→ **What you are asked to do**
List each line of the data that holds the string "connect", please.

→ **Supplied entries**
____

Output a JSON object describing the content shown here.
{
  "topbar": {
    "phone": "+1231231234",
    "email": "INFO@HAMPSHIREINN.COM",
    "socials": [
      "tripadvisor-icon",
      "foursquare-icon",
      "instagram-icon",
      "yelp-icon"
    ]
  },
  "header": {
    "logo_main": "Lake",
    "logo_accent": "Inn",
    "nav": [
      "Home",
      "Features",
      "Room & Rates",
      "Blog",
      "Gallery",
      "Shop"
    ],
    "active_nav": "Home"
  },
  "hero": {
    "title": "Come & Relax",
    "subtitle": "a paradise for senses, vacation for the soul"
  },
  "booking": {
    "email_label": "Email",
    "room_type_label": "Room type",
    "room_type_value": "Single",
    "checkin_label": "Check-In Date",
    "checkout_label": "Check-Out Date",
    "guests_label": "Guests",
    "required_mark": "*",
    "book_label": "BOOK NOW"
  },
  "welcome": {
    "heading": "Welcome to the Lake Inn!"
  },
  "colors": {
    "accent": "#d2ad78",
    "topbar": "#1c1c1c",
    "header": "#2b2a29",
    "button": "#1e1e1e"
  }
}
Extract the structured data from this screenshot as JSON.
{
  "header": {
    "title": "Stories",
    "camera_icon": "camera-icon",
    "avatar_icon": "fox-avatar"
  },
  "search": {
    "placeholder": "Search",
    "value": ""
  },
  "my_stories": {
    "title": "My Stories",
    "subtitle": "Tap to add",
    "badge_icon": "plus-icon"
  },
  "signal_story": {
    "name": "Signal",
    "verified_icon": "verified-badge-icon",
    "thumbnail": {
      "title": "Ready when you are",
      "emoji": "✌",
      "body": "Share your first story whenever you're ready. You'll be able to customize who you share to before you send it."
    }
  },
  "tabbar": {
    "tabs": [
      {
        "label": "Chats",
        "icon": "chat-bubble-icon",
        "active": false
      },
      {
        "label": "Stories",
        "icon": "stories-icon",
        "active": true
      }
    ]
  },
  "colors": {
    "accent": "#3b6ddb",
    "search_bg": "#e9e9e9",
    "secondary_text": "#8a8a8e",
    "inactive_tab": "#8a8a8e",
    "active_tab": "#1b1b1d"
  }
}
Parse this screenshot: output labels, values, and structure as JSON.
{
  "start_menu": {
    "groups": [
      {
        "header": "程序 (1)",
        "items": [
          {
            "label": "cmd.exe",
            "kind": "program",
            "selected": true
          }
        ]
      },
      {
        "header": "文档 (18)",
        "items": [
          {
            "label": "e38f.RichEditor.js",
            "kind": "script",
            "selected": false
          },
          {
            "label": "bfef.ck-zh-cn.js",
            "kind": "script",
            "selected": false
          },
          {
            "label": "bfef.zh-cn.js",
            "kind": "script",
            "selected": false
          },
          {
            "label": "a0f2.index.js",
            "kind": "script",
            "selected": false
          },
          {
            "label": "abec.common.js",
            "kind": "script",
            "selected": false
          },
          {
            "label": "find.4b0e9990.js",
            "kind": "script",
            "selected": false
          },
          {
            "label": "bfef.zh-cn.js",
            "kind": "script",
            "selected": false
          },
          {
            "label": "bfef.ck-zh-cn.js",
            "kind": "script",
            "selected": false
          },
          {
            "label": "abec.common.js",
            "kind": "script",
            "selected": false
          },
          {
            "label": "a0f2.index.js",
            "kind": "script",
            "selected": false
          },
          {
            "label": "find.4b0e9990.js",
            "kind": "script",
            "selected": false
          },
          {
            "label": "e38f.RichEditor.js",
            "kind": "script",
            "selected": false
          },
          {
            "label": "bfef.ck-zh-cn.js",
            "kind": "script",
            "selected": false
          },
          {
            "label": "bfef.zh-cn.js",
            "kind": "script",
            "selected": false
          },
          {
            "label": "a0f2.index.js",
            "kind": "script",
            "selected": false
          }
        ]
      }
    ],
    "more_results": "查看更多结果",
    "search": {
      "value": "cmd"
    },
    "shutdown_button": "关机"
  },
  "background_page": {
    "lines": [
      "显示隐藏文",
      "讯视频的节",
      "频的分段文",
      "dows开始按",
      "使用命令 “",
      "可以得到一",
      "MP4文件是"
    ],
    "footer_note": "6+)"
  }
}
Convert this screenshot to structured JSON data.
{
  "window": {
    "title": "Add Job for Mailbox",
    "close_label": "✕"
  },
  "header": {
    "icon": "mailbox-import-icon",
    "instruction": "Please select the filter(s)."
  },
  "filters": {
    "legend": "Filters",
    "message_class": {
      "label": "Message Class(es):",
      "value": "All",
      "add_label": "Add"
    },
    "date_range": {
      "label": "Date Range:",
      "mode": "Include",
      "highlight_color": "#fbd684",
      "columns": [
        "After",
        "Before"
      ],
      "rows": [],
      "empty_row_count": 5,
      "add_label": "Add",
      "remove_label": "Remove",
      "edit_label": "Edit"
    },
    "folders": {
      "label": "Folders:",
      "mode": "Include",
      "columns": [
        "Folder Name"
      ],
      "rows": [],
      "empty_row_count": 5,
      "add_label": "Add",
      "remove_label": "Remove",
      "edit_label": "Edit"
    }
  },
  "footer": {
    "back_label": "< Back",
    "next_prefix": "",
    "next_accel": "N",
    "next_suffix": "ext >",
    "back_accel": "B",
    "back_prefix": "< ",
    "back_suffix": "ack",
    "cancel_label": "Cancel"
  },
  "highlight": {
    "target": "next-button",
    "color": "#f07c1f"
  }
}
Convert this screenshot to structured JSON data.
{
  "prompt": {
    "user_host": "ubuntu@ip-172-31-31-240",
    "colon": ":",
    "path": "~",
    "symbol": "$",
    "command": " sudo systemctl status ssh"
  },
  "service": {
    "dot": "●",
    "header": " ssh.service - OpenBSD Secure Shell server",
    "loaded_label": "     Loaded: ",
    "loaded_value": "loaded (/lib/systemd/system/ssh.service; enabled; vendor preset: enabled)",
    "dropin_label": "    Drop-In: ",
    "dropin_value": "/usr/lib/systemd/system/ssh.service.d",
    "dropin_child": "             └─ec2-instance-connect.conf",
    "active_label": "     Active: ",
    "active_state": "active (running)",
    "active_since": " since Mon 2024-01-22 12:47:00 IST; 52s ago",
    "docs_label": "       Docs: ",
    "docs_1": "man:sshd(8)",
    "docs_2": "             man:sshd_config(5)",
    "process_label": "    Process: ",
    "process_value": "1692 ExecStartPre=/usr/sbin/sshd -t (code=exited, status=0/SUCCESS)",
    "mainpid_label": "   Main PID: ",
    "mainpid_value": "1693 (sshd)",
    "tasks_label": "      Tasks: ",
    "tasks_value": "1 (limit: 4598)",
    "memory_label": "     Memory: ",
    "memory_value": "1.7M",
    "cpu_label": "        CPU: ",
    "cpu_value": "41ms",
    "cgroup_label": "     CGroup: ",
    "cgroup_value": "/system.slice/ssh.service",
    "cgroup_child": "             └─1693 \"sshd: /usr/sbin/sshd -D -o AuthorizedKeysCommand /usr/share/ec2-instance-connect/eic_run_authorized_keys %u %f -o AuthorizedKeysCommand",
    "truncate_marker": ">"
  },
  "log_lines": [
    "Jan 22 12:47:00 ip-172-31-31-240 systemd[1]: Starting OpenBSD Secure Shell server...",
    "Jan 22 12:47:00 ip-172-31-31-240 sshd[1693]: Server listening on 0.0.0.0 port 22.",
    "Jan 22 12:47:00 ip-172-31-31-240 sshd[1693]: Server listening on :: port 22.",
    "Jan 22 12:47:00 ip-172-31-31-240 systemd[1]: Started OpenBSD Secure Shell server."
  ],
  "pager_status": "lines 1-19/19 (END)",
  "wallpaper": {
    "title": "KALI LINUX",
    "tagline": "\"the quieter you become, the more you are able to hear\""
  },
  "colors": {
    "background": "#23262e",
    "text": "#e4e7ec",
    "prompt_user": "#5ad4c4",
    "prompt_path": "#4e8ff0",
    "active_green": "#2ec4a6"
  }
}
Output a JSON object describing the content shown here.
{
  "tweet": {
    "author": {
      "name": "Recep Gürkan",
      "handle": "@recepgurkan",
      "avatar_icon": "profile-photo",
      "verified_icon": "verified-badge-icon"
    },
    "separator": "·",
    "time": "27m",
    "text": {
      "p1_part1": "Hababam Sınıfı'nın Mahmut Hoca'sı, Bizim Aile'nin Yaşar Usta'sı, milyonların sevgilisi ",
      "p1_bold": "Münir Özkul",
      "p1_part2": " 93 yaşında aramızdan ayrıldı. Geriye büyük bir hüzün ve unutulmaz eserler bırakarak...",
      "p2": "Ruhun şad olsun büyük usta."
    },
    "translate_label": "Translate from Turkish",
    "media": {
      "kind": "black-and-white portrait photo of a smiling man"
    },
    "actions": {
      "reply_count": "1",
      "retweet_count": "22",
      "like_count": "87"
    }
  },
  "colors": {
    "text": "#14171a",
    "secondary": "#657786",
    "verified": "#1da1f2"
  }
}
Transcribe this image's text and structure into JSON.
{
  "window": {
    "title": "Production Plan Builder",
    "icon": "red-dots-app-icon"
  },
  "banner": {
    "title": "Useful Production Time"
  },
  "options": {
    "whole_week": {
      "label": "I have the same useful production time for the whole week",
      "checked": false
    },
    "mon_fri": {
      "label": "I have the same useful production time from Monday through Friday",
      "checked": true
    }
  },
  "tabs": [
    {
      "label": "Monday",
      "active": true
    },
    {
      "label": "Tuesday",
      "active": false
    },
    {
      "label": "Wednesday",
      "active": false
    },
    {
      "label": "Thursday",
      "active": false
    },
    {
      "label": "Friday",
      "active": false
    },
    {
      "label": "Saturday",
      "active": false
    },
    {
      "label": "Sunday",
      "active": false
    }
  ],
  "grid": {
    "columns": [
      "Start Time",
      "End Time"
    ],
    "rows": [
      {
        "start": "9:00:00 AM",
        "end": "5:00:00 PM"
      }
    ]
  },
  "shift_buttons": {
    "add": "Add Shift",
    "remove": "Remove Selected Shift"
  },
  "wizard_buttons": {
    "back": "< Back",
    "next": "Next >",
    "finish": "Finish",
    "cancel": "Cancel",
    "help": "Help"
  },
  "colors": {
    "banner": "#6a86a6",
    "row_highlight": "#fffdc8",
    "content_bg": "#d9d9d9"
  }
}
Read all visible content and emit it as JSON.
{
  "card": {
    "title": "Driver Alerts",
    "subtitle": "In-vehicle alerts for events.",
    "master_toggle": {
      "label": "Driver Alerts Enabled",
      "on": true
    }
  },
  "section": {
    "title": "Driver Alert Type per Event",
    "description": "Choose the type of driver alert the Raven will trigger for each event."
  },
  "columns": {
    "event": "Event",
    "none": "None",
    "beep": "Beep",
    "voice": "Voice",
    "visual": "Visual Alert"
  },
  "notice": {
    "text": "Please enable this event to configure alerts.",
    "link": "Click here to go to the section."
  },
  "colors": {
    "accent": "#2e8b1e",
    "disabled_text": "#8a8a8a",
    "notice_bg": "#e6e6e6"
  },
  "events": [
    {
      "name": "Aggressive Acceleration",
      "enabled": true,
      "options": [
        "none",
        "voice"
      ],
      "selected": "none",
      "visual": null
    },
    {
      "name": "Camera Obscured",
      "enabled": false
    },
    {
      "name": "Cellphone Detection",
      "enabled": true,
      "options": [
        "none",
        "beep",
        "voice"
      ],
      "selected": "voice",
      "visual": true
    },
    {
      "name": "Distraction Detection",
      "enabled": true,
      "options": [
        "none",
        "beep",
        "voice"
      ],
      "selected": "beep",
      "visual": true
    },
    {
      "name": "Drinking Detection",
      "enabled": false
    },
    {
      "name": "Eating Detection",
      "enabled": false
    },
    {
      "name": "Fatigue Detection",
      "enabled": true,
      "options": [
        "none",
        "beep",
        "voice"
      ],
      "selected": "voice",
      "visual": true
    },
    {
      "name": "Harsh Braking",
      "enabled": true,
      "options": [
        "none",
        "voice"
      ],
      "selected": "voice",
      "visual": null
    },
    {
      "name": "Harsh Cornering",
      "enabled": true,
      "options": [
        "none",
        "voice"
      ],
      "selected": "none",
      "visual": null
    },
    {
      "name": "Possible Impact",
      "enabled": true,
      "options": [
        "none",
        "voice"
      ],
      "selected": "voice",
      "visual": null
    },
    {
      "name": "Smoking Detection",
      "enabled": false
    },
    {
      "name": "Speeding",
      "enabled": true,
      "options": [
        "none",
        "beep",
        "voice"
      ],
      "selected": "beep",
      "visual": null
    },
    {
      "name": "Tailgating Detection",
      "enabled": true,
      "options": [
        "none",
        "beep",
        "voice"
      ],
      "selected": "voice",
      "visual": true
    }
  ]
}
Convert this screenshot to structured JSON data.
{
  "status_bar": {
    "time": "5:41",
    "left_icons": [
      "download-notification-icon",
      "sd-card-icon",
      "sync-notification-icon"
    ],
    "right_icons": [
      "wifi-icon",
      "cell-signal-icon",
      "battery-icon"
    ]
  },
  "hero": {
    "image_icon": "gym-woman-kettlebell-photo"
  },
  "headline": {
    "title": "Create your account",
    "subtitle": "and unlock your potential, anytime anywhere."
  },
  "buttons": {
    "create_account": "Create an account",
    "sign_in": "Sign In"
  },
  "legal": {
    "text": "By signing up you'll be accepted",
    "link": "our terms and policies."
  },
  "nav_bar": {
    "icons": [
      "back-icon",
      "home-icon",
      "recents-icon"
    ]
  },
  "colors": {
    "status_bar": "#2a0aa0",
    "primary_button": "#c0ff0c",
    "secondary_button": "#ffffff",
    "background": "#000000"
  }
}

____

→ **Response to the task**
    "dropin_child": "             └─ec2-instance-connect.conf",
    "cgroup_child": "             └─1693 \"sshd: /usr/sbin/sshd -D -o AuthorizedKeysCommand /usr/share/ec2-instance-connect/eic_run_authorized_keys %u %f -o AuthorizedKeysCommand",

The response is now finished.